Problem description:
Provide an exact reproduction of every entry.

Collected data entries
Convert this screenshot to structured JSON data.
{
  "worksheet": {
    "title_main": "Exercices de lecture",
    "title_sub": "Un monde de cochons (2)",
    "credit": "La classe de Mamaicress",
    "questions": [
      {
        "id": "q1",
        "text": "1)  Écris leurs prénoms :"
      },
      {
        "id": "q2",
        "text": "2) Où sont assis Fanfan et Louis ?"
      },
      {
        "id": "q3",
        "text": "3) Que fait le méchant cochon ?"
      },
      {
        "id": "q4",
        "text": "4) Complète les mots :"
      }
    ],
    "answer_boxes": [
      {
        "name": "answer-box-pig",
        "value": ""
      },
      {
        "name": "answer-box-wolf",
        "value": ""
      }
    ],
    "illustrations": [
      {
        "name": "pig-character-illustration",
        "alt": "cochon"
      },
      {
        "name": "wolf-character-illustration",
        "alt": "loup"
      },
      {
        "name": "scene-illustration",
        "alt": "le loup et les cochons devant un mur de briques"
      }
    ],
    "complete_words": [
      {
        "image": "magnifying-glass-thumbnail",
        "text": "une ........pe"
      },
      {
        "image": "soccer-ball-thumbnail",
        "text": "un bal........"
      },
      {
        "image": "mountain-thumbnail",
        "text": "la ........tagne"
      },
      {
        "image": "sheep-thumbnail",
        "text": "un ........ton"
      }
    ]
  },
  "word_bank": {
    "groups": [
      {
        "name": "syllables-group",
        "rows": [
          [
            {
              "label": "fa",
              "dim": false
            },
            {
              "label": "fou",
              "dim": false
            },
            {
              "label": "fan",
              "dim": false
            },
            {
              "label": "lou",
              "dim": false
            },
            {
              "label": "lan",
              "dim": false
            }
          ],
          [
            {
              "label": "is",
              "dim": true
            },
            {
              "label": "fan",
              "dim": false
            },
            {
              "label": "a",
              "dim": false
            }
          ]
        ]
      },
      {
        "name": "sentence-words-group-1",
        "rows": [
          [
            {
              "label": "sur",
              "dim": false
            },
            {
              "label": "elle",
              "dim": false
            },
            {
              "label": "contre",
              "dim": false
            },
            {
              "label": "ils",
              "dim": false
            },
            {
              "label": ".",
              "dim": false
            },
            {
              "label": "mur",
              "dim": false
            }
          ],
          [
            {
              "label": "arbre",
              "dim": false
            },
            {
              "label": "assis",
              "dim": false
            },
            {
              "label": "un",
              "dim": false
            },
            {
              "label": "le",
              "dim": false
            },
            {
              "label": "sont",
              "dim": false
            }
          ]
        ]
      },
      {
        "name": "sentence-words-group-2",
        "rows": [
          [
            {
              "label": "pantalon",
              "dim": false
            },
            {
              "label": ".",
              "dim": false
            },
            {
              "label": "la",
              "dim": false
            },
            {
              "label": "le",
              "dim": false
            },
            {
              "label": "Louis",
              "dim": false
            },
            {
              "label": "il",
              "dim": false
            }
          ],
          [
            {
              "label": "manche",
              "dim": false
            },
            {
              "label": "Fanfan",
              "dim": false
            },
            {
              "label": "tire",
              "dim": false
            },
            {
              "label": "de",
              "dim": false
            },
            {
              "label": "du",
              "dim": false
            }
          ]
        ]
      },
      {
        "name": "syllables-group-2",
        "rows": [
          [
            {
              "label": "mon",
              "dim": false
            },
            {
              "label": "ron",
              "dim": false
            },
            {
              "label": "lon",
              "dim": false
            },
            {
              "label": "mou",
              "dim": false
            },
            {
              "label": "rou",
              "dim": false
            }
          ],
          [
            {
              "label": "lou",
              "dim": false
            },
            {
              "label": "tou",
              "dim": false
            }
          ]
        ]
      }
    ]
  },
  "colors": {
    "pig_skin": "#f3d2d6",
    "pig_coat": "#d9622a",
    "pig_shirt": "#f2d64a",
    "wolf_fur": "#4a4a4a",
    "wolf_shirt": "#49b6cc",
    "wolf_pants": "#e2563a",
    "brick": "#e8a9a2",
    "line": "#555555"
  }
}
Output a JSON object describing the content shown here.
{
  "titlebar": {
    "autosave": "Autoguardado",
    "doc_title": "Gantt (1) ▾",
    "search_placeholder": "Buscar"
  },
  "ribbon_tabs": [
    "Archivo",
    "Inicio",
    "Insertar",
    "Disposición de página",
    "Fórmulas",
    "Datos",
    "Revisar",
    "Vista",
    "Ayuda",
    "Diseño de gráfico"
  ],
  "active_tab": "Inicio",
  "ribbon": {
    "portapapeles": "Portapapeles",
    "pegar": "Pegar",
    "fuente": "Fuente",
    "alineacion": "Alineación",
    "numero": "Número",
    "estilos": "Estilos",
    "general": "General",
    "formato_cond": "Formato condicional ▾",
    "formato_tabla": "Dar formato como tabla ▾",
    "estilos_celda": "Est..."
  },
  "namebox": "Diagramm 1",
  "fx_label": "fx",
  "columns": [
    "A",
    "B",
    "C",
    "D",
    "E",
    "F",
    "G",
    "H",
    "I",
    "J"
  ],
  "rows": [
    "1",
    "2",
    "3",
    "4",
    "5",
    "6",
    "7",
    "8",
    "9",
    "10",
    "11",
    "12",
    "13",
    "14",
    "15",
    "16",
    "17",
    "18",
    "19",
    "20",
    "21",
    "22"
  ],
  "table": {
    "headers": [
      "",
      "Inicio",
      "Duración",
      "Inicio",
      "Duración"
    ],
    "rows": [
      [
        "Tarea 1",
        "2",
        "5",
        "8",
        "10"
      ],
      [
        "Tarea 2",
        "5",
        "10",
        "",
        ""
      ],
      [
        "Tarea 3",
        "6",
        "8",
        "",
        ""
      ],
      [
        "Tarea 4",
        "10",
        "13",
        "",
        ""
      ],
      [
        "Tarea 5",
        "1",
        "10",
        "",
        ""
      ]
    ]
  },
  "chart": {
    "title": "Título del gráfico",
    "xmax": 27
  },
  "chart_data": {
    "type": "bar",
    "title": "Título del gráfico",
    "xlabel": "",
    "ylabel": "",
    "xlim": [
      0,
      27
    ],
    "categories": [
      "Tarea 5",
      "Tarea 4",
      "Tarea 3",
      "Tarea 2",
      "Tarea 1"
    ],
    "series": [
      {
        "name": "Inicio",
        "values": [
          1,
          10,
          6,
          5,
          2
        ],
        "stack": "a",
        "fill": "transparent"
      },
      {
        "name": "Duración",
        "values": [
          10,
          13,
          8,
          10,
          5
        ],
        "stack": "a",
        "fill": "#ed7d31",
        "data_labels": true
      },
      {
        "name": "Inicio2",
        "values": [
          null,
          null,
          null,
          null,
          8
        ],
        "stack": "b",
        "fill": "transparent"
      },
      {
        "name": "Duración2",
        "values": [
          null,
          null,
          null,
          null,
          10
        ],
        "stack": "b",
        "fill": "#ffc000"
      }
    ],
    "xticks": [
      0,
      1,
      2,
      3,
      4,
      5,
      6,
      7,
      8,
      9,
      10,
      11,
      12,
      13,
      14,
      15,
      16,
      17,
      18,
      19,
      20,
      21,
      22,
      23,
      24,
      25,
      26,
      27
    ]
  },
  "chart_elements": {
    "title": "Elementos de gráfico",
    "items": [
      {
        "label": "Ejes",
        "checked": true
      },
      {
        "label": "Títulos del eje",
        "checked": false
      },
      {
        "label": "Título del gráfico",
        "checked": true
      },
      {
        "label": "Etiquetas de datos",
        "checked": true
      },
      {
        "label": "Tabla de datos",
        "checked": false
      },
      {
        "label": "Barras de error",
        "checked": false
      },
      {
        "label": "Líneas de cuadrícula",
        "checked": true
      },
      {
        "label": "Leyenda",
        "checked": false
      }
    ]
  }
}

Solved exercise:
Convert this screenshot to structured JSON data.
{
  "worksheet": {
    "title_main": "Exercices de lecture",
    "title_sub": "Un monde de cochons (2)",
    "credit": "La classe de Mamaicress",
    "questions": [
      {
        "id": "q1",
        "text": "1)  Écris leurs prénoms :"
      },
      {
        "id": "q2",
        "text": "2) Où sont assis Fanfan et Louis ?"
      },
      {
        "id": "q3",
        "text": "3) Que fait le méchant cochon ?"
      },
      {
        "id": "q4",
        "text": "4) Complète les mots :"
      }
    ],
    "answer_boxes": [
      {
        "name": "answer-box-pig",
        "value": ""
      },
      {
        "name": "answer-box-wolf",
        "value": ""
      }
    ],
    "illustrations": [
      {
        "name": "pig-character-illustration",
        "alt": "cochon"
      },
      {
        "name": "wolf-character-illustration",
        "alt": "loup"
      },
      {
        "name": "scene-illustration",
        "alt": "le loup et les cochons devant un mur de briques"
      }
    ],
    "complete_words": [
      {
        "image": "magnifying-glass-thumbnail",
        "text": "une ........pe"
      },
      {
        "image": "soccer-ball-thumbnail",
        "text": "un bal........"
      },
      {
        "image": "mountain-thumbnail",
        "text": "la ........tagne"
      },
      {
        "image": "sheep-thumbnail",
        "text": "un ........ton"
      }
    ]
  },
  "word_bank": {
    "groups": [
      {
        "name": "syllables-group",
        "rows": [
          [
            {
              "label": "fa",
              "dim": false
            },
            {
              "label": "fou",
              "dim": false
            },
            {
              "label": "fan",
              "dim": false
            },
            {
              "label": "lou",
              "dim": false
            },
            {
              "label": "lan",
              "dim": false
            }
          ],
          [
            {
              "label": "is",
              "dim": true
            },
            {
              "label": "fan",
              "dim": false
            },
            {
              "label": "a",
              "dim": false
            }
          ]
        ]
      },
      {
        "name": "sentence-words-group-1",
        "rows": [
          [
            {
              "label": "sur",
              "dim": false
            },
            {
              "label": "elle",
              "dim": false
            },
            {
              "label": "contre",
              "dim": false
            },
            {
              "label": "ils",
              "dim": false
            },
            {
              "label": ".",
              "dim": false
            },
            {
              "label": "mur",
              "dim": false
            }
          ],
          [
            {
              "label": "arbre",
              "dim": false
            },
            {
              "label": "assis",
              "dim": false
            },
            {
              "label": "un",
              "dim": false
            },
            {
              "label": "le",
              "dim": false
            },
            {
              "label": "sont",
              "dim": false
            }
          ]
        ]
      },
      {
        "name": "sentence-words-group-2",
        "rows": [
          [
            {
              "label": "pantalon",
              "dim": false
            },
            {
              "label": ".",
              "dim": false
            },
            {
              "label": "la",
              "dim": false
            },
            {
              "label": "le",
              "dim": false
            },
            {
              "label": "Louis",
              "dim": false
            },
            {
              "label": "il",
              "dim": false
            }
          ],
          [
            {
              "label": "manche",
              "dim": false
            },
            {
              "label": "Fanfan",
              "dim": false
            },
            {
              "label": "tire",
              "dim": false
            },
            {
              "label": "de",
              "dim": false
            },
            {
              "label": "du",
              "dim": false
            }
          ]
        ]
      },
      {
        "name": "syllables-group-2",
        "rows": [
          [
            {
              "label": "mon",
              "dim": false
            },
            {
              "label": "ron",
              "dim": false
            },
            {
              "label": "lon",
              "dim": false
            },
            {
              "label": "mou",
              "dim": false
            },
            {
              "label": "rou",
              "dim": false
            }
          ],
          [
            {
              "label": "lou",
              "dim": false
            },
            {
              "label": "tou",
              "dim": false
            }
          ]
        ]
      }
    ]
  },
  "colors": {
    "pig_skin": "#f3d2d6",
    "pig_coat": "#d9622a",
    "pig_shirt": "#f2d64a",
    "wolf_fur": "#4a4a4a",
    "wolf_shirt": "#49b6cc",
    "wolf_pants": "#e2563a",
    "brick": "#e8a9a2",
    "line": "#555555"
  }
}
Output a JSON object describing the content shown here.
{
  "titlebar": {
    "autosave": "Autoguardado",
    "doc_title": "Gantt (1) ▾",
    "search_placeholder": "Buscar"
  },
  "ribbon_tabs": [
    "Archivo",
    "Inicio",
    "Insertar",
    "Disposición de página",
    "Fórmulas",
    "Datos",
    "Revisar",
    "Vista",
    "Ayuda",
    "Diseño de gráfico"
  ],
  "active_tab": "Inicio",
  "ribbon": {
    "portapapeles": "Portapapeles",
    "pegar": "Pegar",
    "fuente": "Fuente",
    "alineacion": "Alineación",
    "numero": "Número",
    "estilos": "Estilos",
    "general": "General",
    "formato_cond": "Formato condicional ▾",
    "formato_tabla": "Dar formato como tabla ▾",
    "estilos_celda": "Est..."
  },
  "namebox": "Diagramm 1",
  "fx_label": "fx",
  "columns": [
    "A",
    "B",
    "C",
    "D",
    "E",
    "F",
    "G",
    "H",
    "I",
    "J"
  ],
  "rows": [
    "1",
    "2",
    "3",
    "4",
    "5",
    "6",
    "7",
    "8",
    "9",
    "10",
    "11",
    "12",
    "13",
    "14",
    "15",
    "16",
    "17",
    "18",
    "19",
    "20",
    "21",
    "22"
  ],
  "table": {
    "headers": [
      "",
      "Inicio",
      "Duración",
      "Inicio",
      "Duración"
    ],
    "rows": [
      [
        "Tarea 1",
        "2",
        "5",
        "8",
        "10"
      ],
      [
        "Tarea 2",
        "5",
        "10",
        "",
        ""
      ],
      [
        "Tarea 3",
        "6",
        "8",
        "",
        ""
      ],
      [
        "Tarea 4",
        "10",
        "13",
        "",
        ""
      ],
      [
        "Tarea 5",
        "1",
        "10",
        "",
        ""
      ]
    ]
  },
  "chart": {
    "title": "Título del gráfico",
    "xmax": 27
  },
  "chart_data": {
    "type": "bar",
    "title": "Título del gráfico",
    "xlabel": "",
    "ylabel": "",
    "xlim": [
      0,
      27
    ],
    "categories": [
      "Tarea 5",
      "Tarea 4",
      "Tarea 3",
      "Tarea 2",
      "Tarea 1"
    ],
    "series": [
      {
        "name": "Inicio",
        "values": [
          1,
          10,
          6,
          5,
          2
        ],
        "stack": "a",
        "fill": "transparent"
      },
      {
        "name": "Duración",
        "values": [
          10,
          13,
          8,
          10,
          5
        ],
        "stack": "a",
        "fill": "#ed7d31",
        "data_labels": true
      },
      {
        "name": "Inicio2",
        "values": [
          null,
          null,
          null,
          null,
          8
        ],
        "stack": "b",
        "fill": "transparent"
      },
      {
        "name": "Duración2",
        "values": [
          null,
          null,
          null,
          null,
          10
        ],
        "stack": "b",
        "fill": "#ffc000"
      }
    ],
    "xticks": [
      0,
      1,
      2,
      3,
      4,
      5,
      6,
      7,
      8,
      9,
      10,
      11,
      12,
      13,
      14,
      15,
      16,
      17,
      18,
      19,
      20,
      21,
      22,
      23,
      24,
      25,
      26,
      27
    ]
  },
  "chart_elements": {
    "title": "Elementos de gráfico",
    "items": [
      {
        "label": "Ejes",
        "checked": true
      },
      {
        "label": "Títulos del eje",
        "checked": false
      },
      {
        "label": "Título del gráfico",
        "checked": true
      },
      {
        "label": "Etiquetas de datos",
        "checked": true
      },
      {
        "label": "Tabla de datos",
        "checked": false
      },
      {
        "label": "Barras de error",
        "checked": false
      },
      {
        "label": "Líneas de cuadrícula",
        "checked": true
      },
      {
        "label": "Leyenda",
        "checked": false
      }
    ]
  }
}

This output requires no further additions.